▶

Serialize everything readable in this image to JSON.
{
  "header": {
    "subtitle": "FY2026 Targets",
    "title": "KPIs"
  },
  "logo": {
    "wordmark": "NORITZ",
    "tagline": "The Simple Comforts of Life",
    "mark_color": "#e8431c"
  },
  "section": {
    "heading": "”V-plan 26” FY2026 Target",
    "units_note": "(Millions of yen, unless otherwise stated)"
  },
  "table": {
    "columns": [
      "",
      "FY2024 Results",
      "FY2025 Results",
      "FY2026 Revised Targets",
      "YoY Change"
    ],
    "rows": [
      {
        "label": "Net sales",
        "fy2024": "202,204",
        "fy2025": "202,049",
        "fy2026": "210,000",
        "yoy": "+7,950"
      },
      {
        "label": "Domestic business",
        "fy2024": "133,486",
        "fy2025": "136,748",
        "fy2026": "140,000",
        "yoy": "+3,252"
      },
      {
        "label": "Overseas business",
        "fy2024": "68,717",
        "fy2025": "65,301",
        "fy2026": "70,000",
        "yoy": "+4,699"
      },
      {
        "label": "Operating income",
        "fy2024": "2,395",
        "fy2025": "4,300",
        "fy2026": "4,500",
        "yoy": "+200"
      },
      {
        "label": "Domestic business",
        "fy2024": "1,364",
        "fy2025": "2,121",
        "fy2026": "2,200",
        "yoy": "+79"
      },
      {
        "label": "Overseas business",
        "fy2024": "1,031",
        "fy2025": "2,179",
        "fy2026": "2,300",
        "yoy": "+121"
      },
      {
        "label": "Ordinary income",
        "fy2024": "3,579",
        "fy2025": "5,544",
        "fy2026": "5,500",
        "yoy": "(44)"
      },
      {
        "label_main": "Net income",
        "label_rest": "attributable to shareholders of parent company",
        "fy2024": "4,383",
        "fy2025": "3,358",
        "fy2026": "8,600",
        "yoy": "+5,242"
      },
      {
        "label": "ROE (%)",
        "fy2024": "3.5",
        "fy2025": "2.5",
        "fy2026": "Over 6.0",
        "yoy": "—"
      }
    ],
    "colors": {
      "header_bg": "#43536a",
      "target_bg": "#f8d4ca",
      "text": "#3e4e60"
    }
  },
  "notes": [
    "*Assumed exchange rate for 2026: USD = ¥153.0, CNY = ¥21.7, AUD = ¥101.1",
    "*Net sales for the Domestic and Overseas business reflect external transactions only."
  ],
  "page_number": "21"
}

◀

» DIRECTIVE:
Give all of the entries again, word for word.

» EXERCISE ANSWER:
Serialize everything readable in this image to JSON.
{
  "header": {
    "subtitle": "FY2026 Targets",
    "title": "KPIs"
  },
  "logo": {
    "wordmark": "NORITZ",
    "tagline": "The Simple Comforts of Life",
    "mark_color": "#e8431c"
  },
  "section": {
    "heading": "”V-plan 26” FY2026 Target",
    "units_note": "(Millions of yen, unless otherwise stated)"
  },
  "table": {
    "columns": [
      "",
      "FY2024 Results",
      "FY2025 Results",
      "FY2026 Revised Targets",
      "YoY Change"
    ],
    "rows": [
      {
        "label": "Net sales",
        "fy2024": "202,204",
        "fy2025": "202,049",
        "fy2026": "210,000",
        "yoy": "+7,950"
      },
      {
        "label": "Domestic business",
        "fy2024": "133,486",
        "fy2025": "136,748",
        "fy2026": "140,000",
        "yoy": "+3,252"
      },
      {
        "label": "Overseas business",
        "fy2024": "68,717",
        "fy2025": "65,301",
        "fy2026": "70,000",
        "yoy": "+4,699"
      },
      {
        "label": "Operating income",
        "fy2024": "2,395",
        "fy2025": "4,300",
        "fy2026": "4,500",
        "yoy": "+200"
      },
      {
        "label": "Domestic business",
        "fy2024": "1,364",
        "fy2025": "2,121",
        "fy2026": "2,200",
        "yoy": "+79"
      },
      {
        "label": "Overseas business",
        "fy2024": "1,031",
        "fy2025": "2,179",
        "fy2026": "2,300",
        "yoy": "+121"
      },
      {
        "label": "Ordinary income",
        "fy2024": "3,579",
        "fy2025": "5,544",
        "fy2026": "5,500",
        "yoy": "(44)"
      },
      {
        "label_main": "Net income",
        "label_rest": "attributable to shareholders of parent company",
        "fy2024": "4,383",
        "fy2025": "3,358",
        "fy2026": "8,600",
        "yoy": "+5,242"
      },
      {
        "label": "ROE (%)",
        "fy2024": "3.5",
        "fy2025": "2.5",
        "fy2026": "Over 6.0",
        "yoy": "—"
      }
    ],
    "colors": {
      "header_bg": "#43536a",
      "target_bg": "#f8d4ca",
      "text": "#3e4e60"
    }
  },
  "notes": [
    "*Assumed exchange rate for 2026: USD = ¥153.0, CNY = ¥21.7, AUD = ¥101.1",
    "*Net sales for the Domestic and Overseas business reflect external transactions only."
  ],
  "page_number": "21"
}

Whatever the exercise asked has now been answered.